• [REQUIRED WORK]: Set out every line bearing the string "กษาระด".
□ □ □ □ □
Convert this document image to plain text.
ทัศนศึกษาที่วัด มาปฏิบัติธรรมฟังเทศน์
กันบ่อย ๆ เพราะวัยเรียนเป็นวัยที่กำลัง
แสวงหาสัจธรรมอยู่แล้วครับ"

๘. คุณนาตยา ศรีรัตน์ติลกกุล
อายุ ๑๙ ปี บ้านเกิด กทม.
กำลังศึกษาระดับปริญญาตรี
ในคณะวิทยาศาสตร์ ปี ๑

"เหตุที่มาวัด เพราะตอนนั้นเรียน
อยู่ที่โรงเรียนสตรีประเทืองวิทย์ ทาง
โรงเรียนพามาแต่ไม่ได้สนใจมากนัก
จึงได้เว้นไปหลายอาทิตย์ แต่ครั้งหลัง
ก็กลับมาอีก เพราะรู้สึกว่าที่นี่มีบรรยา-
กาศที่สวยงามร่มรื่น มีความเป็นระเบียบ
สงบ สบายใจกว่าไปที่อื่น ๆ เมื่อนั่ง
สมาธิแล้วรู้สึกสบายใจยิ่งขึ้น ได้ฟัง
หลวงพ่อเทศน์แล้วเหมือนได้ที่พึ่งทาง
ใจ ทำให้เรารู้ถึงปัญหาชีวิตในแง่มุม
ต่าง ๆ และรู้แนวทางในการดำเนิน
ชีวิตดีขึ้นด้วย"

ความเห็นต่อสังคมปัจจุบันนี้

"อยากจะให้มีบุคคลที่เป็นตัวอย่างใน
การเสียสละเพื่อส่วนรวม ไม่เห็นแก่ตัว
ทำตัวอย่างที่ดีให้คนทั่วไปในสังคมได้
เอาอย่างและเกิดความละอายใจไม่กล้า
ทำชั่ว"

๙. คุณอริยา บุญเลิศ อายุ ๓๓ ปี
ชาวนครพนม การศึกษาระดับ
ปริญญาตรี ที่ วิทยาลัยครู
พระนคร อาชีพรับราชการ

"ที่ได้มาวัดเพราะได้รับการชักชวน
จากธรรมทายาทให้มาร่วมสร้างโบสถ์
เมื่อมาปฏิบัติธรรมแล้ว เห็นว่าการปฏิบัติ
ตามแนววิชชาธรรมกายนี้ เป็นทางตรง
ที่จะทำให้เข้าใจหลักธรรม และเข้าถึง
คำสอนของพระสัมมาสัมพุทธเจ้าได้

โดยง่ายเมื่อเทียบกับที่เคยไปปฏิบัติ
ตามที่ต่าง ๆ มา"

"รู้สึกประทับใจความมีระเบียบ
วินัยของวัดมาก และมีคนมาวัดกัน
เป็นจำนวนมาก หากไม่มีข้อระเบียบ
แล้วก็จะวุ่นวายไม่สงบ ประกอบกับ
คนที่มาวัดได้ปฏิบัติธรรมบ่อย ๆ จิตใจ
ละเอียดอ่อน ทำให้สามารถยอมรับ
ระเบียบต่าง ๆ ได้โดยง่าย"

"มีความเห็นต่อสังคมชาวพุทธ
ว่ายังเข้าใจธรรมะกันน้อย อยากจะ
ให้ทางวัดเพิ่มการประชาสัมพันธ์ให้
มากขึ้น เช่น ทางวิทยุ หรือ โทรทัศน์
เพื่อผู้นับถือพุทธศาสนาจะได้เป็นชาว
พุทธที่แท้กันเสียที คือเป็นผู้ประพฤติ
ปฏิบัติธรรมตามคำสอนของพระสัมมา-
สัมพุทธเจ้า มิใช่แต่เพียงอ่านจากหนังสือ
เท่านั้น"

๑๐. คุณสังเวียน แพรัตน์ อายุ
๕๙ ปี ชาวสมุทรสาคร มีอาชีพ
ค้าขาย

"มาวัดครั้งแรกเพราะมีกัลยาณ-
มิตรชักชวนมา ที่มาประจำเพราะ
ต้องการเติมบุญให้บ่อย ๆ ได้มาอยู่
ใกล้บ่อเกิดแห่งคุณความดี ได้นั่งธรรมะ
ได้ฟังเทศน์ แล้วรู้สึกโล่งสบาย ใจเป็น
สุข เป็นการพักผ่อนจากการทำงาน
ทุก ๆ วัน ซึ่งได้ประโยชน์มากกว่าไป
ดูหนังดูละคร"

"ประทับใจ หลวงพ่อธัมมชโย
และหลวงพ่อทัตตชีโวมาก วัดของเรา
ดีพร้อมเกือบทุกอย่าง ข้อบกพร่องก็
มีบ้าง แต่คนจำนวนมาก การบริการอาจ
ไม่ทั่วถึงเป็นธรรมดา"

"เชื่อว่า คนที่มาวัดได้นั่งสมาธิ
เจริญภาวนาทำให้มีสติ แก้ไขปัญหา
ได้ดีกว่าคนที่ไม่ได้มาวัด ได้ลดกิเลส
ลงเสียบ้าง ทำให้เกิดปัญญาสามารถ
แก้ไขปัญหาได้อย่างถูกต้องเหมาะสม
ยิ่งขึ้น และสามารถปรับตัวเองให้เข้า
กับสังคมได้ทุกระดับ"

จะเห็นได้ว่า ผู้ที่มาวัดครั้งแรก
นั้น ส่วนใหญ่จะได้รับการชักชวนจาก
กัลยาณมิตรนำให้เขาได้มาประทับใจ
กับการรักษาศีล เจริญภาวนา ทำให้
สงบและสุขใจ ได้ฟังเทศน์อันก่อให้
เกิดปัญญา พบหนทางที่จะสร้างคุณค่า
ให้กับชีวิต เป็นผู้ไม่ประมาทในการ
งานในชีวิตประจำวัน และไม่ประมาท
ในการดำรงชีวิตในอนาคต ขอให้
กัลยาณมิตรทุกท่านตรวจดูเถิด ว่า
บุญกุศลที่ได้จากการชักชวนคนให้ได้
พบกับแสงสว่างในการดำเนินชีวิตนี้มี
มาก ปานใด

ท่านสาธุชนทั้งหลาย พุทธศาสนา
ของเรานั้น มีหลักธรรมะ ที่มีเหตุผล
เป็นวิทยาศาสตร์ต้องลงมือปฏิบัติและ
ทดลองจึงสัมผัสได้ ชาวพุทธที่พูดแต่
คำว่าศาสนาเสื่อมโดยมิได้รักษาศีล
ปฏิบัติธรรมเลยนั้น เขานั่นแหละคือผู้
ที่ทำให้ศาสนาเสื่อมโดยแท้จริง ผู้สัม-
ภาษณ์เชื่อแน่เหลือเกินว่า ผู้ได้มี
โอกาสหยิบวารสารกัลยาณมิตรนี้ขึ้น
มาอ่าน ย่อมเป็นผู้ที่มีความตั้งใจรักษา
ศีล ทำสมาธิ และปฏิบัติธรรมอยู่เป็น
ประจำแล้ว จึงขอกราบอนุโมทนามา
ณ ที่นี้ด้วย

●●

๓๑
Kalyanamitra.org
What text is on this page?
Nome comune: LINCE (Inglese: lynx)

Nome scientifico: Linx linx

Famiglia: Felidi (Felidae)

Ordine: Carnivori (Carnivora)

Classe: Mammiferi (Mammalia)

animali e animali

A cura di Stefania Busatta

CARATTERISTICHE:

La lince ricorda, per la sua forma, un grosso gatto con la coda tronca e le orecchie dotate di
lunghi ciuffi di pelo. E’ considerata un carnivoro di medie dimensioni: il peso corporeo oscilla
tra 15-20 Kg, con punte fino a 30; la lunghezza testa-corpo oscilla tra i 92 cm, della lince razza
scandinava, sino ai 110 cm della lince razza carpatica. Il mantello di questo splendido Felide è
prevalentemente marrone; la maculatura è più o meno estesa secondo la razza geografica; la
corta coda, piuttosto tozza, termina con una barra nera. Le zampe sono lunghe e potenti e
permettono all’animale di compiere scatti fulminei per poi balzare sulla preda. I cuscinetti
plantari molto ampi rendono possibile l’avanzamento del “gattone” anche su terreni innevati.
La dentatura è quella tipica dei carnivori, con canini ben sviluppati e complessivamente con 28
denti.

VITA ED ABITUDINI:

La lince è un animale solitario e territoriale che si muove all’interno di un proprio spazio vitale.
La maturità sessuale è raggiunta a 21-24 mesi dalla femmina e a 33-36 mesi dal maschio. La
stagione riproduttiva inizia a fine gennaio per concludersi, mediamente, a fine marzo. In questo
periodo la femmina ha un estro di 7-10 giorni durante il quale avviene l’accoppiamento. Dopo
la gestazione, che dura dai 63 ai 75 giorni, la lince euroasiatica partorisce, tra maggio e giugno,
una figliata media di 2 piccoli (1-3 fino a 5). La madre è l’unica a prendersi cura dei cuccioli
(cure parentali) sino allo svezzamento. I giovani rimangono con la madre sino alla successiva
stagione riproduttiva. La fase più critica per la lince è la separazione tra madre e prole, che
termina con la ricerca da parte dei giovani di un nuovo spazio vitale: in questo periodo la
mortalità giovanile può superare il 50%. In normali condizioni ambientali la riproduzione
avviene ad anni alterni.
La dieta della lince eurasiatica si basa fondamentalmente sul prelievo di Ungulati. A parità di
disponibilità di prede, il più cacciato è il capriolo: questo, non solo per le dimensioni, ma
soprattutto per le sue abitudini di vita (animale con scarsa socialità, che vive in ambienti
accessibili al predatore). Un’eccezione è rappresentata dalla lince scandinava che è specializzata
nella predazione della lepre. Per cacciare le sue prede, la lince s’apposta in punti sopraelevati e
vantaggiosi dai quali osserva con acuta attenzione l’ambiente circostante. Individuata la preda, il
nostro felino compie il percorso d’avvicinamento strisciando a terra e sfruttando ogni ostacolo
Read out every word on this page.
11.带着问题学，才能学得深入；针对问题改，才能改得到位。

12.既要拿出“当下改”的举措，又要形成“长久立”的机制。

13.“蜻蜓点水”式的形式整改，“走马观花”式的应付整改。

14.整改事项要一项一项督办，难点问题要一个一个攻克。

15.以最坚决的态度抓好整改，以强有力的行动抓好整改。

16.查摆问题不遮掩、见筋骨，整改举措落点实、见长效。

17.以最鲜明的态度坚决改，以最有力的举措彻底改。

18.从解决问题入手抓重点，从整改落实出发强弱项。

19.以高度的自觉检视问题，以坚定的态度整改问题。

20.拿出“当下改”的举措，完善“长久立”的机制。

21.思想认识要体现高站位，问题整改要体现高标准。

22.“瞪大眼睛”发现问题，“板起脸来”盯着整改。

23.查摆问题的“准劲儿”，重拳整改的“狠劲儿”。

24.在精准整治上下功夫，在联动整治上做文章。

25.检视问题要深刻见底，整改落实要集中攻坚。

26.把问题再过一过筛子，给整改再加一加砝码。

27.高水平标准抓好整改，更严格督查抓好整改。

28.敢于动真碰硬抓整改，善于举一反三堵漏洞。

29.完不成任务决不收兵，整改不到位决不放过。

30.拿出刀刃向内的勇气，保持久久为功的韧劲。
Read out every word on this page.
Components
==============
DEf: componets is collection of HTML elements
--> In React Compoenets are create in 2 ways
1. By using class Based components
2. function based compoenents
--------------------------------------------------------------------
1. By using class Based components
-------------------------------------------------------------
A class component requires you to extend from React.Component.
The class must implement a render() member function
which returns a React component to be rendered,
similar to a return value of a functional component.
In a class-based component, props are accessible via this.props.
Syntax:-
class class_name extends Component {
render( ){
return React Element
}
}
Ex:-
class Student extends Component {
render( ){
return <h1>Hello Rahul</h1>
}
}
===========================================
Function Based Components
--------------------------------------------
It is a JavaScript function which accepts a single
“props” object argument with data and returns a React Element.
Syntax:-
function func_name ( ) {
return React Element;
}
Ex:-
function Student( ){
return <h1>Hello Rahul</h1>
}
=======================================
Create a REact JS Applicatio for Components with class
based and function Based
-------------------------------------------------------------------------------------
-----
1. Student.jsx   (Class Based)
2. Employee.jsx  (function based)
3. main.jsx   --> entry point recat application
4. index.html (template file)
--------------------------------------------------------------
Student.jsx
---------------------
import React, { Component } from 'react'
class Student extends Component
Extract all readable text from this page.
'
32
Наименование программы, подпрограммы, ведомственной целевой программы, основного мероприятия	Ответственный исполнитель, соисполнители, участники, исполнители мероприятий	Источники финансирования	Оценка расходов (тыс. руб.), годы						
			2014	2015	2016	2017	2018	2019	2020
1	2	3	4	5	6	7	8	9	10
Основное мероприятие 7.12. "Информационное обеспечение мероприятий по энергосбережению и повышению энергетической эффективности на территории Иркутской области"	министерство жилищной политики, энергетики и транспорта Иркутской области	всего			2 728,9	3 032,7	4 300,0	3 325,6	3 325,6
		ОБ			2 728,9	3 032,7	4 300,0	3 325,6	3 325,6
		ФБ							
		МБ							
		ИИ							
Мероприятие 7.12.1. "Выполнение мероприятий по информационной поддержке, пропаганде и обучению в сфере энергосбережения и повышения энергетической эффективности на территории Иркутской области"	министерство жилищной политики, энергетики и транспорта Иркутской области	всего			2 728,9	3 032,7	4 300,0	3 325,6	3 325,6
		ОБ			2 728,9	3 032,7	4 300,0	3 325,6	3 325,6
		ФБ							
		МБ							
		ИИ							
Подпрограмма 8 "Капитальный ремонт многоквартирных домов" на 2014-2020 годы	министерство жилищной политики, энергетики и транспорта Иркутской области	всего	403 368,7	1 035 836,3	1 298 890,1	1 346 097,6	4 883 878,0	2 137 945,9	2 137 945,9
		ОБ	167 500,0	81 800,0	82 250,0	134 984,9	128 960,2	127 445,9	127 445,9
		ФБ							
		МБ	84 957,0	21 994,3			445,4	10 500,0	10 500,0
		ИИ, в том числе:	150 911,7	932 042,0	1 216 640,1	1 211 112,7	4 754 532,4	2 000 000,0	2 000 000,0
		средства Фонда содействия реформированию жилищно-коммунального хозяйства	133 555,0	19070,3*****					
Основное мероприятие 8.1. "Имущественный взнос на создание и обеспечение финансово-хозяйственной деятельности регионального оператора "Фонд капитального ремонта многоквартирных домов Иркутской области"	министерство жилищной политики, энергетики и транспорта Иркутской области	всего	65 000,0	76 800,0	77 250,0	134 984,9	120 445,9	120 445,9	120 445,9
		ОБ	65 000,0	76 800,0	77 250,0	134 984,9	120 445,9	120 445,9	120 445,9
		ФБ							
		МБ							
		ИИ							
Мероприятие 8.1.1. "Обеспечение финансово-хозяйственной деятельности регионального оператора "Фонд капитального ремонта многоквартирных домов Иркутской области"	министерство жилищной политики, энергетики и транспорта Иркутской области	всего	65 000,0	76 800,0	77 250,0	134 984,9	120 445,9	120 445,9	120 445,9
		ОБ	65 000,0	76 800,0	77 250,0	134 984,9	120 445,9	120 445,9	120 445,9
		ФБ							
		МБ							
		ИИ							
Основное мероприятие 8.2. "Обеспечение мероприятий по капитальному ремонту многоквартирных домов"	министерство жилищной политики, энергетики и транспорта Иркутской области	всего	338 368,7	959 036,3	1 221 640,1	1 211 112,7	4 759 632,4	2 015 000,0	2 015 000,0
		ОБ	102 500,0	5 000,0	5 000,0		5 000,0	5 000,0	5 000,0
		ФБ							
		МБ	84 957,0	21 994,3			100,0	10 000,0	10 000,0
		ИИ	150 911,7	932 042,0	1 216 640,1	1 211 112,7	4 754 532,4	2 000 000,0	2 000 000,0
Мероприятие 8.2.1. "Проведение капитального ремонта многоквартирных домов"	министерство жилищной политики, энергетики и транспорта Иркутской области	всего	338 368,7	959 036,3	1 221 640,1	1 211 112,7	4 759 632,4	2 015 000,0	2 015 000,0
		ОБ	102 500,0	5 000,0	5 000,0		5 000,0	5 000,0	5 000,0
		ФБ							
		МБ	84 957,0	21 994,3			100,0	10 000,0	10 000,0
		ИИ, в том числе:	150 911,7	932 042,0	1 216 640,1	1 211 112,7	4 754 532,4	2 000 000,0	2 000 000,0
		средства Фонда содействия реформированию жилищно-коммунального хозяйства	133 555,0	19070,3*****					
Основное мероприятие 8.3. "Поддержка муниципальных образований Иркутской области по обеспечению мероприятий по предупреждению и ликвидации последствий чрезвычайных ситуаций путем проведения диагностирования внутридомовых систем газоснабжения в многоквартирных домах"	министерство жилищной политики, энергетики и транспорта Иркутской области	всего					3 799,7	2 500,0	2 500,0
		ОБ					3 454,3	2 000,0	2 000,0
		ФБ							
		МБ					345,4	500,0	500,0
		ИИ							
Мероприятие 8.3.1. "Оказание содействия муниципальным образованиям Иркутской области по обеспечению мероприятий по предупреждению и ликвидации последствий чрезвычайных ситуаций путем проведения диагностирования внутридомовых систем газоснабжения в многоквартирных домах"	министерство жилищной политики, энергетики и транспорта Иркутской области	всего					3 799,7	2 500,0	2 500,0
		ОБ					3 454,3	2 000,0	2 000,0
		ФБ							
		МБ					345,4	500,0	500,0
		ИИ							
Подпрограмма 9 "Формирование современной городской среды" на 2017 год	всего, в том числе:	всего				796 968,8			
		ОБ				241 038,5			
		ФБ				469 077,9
□ □ □ □ □
• [EXERCISE RESULT]:
กำลังศึกษาระดับปริญญาตรี
ชาวนครพนม การศึกษาระดับ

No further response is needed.